(begin)

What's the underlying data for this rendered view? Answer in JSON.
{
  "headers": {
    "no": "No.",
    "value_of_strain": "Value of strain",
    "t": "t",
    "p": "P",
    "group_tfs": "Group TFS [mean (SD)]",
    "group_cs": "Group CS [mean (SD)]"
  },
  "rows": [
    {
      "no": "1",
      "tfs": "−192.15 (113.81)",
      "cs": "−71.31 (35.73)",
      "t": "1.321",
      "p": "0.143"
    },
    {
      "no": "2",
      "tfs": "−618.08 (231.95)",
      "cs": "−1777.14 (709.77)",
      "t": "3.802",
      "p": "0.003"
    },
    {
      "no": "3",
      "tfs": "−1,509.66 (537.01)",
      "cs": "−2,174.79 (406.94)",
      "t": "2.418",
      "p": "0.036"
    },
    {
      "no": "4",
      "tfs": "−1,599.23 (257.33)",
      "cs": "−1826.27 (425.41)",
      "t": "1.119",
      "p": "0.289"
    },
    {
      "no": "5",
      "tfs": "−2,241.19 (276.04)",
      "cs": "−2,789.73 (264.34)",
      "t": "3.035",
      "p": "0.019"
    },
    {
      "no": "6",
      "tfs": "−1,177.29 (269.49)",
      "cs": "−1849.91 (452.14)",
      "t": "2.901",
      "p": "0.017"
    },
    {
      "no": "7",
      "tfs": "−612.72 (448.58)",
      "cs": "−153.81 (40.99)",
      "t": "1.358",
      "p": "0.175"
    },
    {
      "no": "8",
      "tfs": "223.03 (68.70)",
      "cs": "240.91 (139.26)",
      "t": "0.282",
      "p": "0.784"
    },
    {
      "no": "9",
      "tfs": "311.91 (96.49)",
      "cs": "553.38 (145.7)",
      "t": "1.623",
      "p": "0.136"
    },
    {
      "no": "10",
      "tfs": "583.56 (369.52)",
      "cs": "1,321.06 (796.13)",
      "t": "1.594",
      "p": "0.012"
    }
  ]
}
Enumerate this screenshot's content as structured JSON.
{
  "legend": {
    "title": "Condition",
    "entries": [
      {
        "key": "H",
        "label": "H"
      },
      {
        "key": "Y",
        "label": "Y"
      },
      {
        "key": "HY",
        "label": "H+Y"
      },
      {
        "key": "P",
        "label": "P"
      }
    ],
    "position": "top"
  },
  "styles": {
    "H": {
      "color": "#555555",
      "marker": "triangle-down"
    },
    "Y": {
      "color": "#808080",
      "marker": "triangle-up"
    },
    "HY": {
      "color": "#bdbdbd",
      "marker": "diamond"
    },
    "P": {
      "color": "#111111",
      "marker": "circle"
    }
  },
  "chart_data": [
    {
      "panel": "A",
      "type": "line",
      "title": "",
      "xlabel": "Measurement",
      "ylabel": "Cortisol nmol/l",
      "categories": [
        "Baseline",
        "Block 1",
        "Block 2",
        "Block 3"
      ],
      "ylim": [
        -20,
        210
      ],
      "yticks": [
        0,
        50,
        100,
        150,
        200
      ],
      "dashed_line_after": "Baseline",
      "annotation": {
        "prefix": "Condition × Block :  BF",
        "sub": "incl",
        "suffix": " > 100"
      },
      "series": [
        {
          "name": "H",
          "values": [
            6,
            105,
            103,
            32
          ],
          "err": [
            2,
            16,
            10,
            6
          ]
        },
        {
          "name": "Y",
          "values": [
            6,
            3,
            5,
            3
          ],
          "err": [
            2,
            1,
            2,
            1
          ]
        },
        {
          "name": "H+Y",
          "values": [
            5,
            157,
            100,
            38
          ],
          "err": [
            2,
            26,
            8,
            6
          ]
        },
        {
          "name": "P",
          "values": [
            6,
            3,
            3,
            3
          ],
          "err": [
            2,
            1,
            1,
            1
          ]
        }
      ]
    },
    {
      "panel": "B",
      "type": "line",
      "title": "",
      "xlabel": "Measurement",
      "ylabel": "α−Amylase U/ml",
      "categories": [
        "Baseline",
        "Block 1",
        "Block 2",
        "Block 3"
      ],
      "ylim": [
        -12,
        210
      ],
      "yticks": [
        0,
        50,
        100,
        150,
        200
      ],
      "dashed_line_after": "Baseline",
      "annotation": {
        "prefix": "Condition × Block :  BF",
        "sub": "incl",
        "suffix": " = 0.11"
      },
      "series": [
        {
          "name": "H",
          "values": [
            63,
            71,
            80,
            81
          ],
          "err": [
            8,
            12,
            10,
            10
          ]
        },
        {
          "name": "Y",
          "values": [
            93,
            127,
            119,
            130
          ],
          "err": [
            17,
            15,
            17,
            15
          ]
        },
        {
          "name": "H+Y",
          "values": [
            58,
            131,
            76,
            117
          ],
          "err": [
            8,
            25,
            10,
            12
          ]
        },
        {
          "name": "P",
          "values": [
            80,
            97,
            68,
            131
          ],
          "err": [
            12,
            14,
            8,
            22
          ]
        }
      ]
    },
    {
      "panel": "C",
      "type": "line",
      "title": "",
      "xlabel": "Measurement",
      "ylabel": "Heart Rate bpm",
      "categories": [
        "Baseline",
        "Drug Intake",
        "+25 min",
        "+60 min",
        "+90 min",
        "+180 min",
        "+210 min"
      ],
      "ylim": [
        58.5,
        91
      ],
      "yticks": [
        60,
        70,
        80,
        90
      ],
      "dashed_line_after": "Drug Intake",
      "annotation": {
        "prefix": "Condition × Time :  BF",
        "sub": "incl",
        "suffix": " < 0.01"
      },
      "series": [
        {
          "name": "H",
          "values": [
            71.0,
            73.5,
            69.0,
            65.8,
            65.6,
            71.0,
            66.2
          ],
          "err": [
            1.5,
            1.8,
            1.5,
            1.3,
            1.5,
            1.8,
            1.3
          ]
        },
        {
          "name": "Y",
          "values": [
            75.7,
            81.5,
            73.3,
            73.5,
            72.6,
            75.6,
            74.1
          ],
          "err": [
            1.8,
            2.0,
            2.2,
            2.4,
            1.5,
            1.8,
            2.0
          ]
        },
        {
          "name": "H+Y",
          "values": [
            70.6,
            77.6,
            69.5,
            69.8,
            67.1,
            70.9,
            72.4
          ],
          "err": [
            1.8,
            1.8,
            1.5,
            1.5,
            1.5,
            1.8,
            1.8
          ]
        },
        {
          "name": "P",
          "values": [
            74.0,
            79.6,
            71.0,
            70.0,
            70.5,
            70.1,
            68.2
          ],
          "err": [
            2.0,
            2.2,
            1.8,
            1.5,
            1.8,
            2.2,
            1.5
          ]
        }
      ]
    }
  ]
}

(end)

▶ Short task:
Find every line that holds "color" and copy it.

▶ Finished task:
      "color": "#555555",
      "color": "#808080",
      "color": "#bdbdbd",
      "color": "#111111",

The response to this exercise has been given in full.